(Data excerpts)
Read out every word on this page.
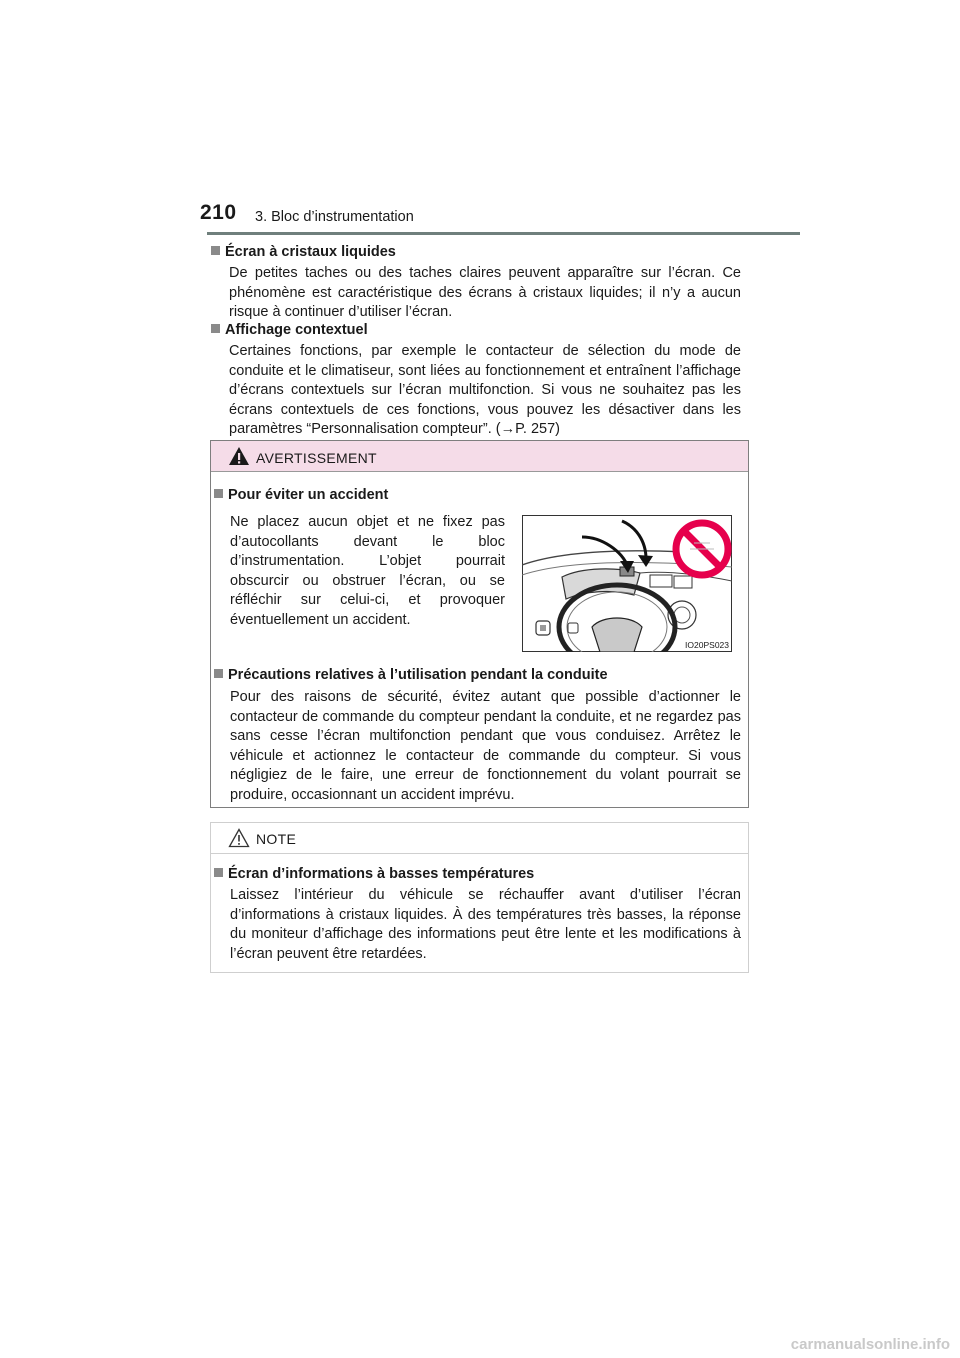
210 3. Bloc d’instrumentation
Écran à cristaux liquides

De petites taches ou des taches claires peuvent apparaître sur l’écran. Ce phénomène est caractéristique des écrans à cristaux liquides; il n’y a aucun risque à continuer d’utiliser l’écran.

Affichage contextuel

Certaines fonctions, par exemple le contacteur de sélection du mode de conduite et le climatiseur, sont liées au fonctionnement et entraînent l’affichage d’écrans contextuels sur l’écran multifonction. Si vous ne souhaitez pas les écrans contextuels de ces fonctions, vous pouvez les désactiver dans les paramètres “Personnalisation compteur”. (→P. 257)

AVERTISSEMENT
Pour éviter un accident

Ne placez aucun objet et ne fixez pas d’autocollants devant le bloc d’instrumentation. L’objet pourrait obscurcir ou obstruer l’écran, ou se réfléchir sur celui-ci, et provoquer éventuellement un accident.

Précautions relatives à l’utilisation pendant la conduite

Pour des raisons de sécurité, évitez autant que possible d’actionner le contacteur de commande du compteur pendant la conduite, et ne regardez pas sans cesse l’écran multifonction pendant que vous conduisez. Arrêtez le véhicule et actionnez le contacteur de commande du compteur. Si vous négligiez de le faire, une erreur de fonctionnement du volant pourrait se produire, occasionnant un accident imprévu.

IO20PS023
NOTE
Écran d’informations à basses températures

Laissez l’intérieur du véhicule se réchauffer avant d’utiliser l’écran d’informations à cristaux liquides. À des températures très basses, la réponse du moniteur d’affichage des informations peut être lente et les modifications à l’écran peuvent être retardées.

carmanualsonline.info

### STATED EXERCISE
Output an exact copy of the material, with the pictures removed.

### TASK ANSWER
Read out every word on this page.
210 3. Bloc d’instrumentation
Écran à cristaux liquides

De petites taches ou des taches claires peuvent apparaître sur l’écran. Ce phénomène est caractéristique des écrans à cristaux liquides; il n’y a aucun risque à continuer d’utiliser l’écran.

Affichage contextuel

Certaines fonctions, par exemple le contacteur de sélection du mode de conduite et le climatiseur, sont liées au fonctionnement et entraînent l’affichage d’écrans contextuels sur l’écran multifonction. Si vous ne souhaitez pas les écrans contextuels de ces fonctions, vous pouvez les désactiver dans les paramètres “Personnalisation compteur”. (→P. 257)

AVERTISSEMENT
Pour éviter un accident

Ne placez aucun objet et ne fixez pas d’autocollants devant le bloc d’instrumentation. L’objet pourrait obscurcir ou obstruer l’écran, ou se réfléchir sur celui-ci, et provoquer éventuellement un accident.

Précautions relatives à l’utilisation pendant la conduite

Pour des raisons de sécurité, évitez autant que possible d’actionner le contacteur de commande du compteur pendant la conduite, et ne regardez pas sans cesse l’écran multifonction pendant que vous conduisez. Arrêtez le véhicule et actionnez le contacteur de commande du compteur. Si vous négligiez de le faire, une erreur de fonctionnement du volant pourrait se produire, occasionnant un accident imprévu.

IO20PS023
NOTE
Écran d’informations à basses températures

Laissez l’intérieur du véhicule se réchauffer avant d’utiliser l’écran d’informations à cristaux liquides. À des températures très basses, la réponse du moniteur d’affichage des informations peut être lente et les modifications à l’écran peuvent être retardées.

carmanualsonline.info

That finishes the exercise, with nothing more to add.